What is needed:
All lines below must be repeated exactly, with the pictures omitted.

Data items:
------------------------------------
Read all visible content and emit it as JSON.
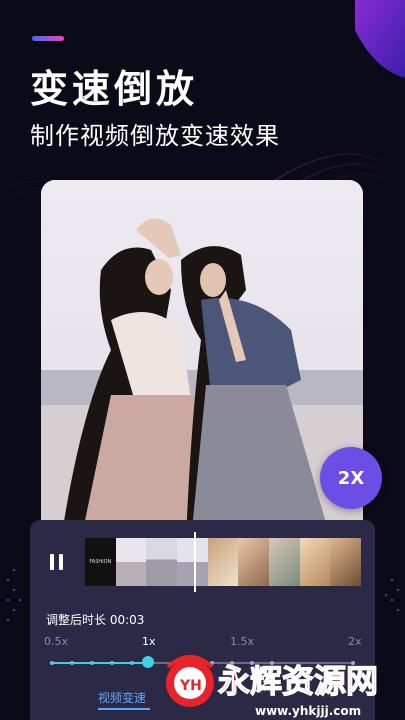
{
  "hero": {
    "title": "变速倒放",
    "subtitle": "制作视频倒放变速效果"
  },
  "badge": {
    "speed": "2X"
  },
  "editor": {
    "duration_label": "调整后时长 00:03",
    "speed_ticks": [
      "0.5x",
      "1x",
      "1.5x",
      "2x"
    ],
    "selected_speed": "1x",
    "tab_label": "视频变速",
    "frame_cover_text": "FASHION",
    "playhead_progress": 0.37
  },
  "watermark": {
    "brand_text": "永辉资源网",
    "domain_text": "www.yhkjjj.com",
    "logo_text": "YH"
  },
  "colors": {
    "background": "#0b0a18",
    "accent": "#6a4ee6",
    "slider_active": "#3fd0e6",
    "tab_active": "#5aa7ff",
    "watermark_red": "#e8232a"
  }
}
------------------------------------
Right answer:
Read all visible content and emit it as JSON.
{
  "hero": {
    "title": "变速倒放",
    "subtitle": "制作视频倒放变速效果"
  },
  "badge": {
    "speed": "2X"
  },
  "editor": {
    "duration_label": "调整后时长 00:03",
    "speed_ticks": [
      "0.5x",
      "1x",
      "1.5x",
      "2x"
    ],
    "selected_speed": "1x",
    "tab_label": "视频变速",
    "frame_cover_text": "FASHION",
    "playhead_progress": 0.37
  },
  "watermark": {
    "brand_text": "永辉资源网",
    "domain_text": "www.yhkjjj.com",
    "logo_text": "YH"
  },
  "colors": {
    "background": "#0b0a18",
    "accent": "#6a4ee6",
    "slider_active": "#3fd0e6",
    "tab_active": "#5aa7ff",
    "watermark_red": "#e8232a"
  }
}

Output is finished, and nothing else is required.